The input:
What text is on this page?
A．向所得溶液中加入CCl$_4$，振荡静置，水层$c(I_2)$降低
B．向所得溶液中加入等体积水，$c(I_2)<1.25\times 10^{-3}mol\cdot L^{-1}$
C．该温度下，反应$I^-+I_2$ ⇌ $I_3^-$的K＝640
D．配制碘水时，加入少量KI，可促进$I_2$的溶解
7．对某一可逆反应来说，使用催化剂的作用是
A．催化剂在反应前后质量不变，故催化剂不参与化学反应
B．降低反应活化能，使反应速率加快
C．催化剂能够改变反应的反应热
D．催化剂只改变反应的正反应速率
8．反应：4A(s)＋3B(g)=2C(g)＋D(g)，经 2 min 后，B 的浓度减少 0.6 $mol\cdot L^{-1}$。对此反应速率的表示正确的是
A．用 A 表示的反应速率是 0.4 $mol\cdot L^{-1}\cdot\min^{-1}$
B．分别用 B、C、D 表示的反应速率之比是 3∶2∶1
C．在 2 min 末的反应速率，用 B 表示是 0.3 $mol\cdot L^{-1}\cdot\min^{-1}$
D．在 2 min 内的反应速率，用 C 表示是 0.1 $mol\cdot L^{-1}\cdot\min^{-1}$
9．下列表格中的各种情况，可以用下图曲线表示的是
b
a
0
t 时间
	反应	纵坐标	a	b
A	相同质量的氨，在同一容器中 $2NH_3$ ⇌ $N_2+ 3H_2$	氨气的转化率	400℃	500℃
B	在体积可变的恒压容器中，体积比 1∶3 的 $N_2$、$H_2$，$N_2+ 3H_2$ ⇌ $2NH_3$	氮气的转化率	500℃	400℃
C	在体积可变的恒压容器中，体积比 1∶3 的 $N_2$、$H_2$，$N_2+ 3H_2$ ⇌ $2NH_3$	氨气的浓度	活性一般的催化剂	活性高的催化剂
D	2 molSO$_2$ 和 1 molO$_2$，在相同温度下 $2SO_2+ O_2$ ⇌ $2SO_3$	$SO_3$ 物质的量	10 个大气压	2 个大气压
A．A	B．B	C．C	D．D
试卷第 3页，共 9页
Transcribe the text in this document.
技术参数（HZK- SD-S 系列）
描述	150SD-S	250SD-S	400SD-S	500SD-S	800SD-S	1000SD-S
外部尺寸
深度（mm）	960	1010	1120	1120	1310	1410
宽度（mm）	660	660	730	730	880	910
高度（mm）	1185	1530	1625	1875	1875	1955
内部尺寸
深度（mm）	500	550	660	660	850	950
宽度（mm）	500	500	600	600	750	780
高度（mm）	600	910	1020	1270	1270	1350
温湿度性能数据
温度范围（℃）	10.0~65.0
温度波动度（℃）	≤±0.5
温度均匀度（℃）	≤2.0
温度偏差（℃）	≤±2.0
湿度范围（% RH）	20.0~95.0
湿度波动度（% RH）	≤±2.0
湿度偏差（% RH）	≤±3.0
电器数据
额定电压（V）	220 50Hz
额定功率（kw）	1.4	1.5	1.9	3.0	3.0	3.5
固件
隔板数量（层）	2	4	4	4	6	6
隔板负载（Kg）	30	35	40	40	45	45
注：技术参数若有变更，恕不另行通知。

Problem details: Retype every record above exactly as written.

Solved problem:
What text is on this page?
A．向所得溶液中加入CCl$_4$，振荡静置，水层$c(I_2)$降低
B．向所得溶液中加入等体积水，$c(I_2)<1.25\times 10^{-3}mol\cdot L^{-1}$
C．该温度下，反应$I^-+I_2$ ⇌ $I_3^-$的K＝640
D．配制碘水时，加入少量KI，可促进$I_2$的溶解
7．对某一可逆反应来说，使用催化剂的作用是
A．催化剂在反应前后质量不变，故催化剂不参与化学反应
B．降低反应活化能，使反应速率加快
C．催化剂能够改变反应的反应热
D．催化剂只改变反应的正反应速率
8．反应：4A(s)＋3B(g)=2C(g)＋D(g)，经 2 min 后，B 的浓度减少 0.6 $mol\cdot L^{-1}$。对此反应速率的表示正确的是
A．用 A 表示的反应速率是 0.4 $mol\cdot L^{-1}\cdot\min^{-1}$
B．分别用 B、C、D 表示的反应速率之比是 3∶2∶1
C．在 2 min 末的反应速率，用 B 表示是 0.3 $mol\cdot L^{-1}\cdot\min^{-1}$
D．在 2 min 内的反应速率，用 C 表示是 0.1 $mol\cdot L^{-1}\cdot\min^{-1}$
9．下列表格中的各种情况，可以用下图曲线表示的是
b
a
0
t 时间
	反应	纵坐标	a	b
A	相同质量的氨，在同一容器中 $2NH_3$ ⇌ $N_2+ 3H_2$	氨气的转化率	400℃	500℃
B	在体积可变的恒压容器中，体积比 1∶3 的 $N_2$、$H_2$，$N_2+ 3H_2$ ⇌ $2NH_3$	氮气的转化率	500℃	400℃
C	在体积可变的恒压容器中，体积比 1∶3 的 $N_2$、$H_2$，$N_2+ 3H_2$ ⇌ $2NH_3$	氨气的浓度	活性一般的催化剂	活性高的催化剂
D	2 molSO$_2$ 和 1 molO$_2$，在相同温度下 $2SO_2+ O_2$ ⇌ $2SO_3$	$SO_3$ 物质的量	10 个大气压	2 个大气压
A．A	B．B	C．C	D．D
试卷第 3页，共 9页
Transcribe the text in this document.
技术参数（HZK- SD-S 系列）
描述	150SD-S	250SD-S	400SD-S	500SD-S	800SD-S	1000SD-S
外部尺寸
深度（mm）	960	1010	1120	1120	1310	1410
宽度（mm）	660	660	730	730	880	910
高度（mm）	1185	1530	1625	1875	1875	1955
内部尺寸
深度（mm）	500	550	660	660	850	950
宽度（mm）	500	500	600	600	750	780
高度（mm）	600	910	1020	1270	1270	1350
温湿度性能数据
温度范围（℃）	10.0~65.0
温度波动度（℃）	≤±0.5
温度均匀度（℃）	≤2.0
温度偏差（℃）	≤±2.0
湿度范围（% RH）	20.0~95.0
湿度波动度（% RH）	≤±2.0
湿度偏差（% RH）	≤±3.0
电器数据
额定电压（V）	220 50Hz
额定功率（kw）	1.4	1.5	1.9	3.0	3.0	3.5
固件
隔板数量（层）	2	4	4	4	6	6
隔板负载（Kg）	30	35	40	40	45	45
注：技术参数若有变更，恕不另行通知。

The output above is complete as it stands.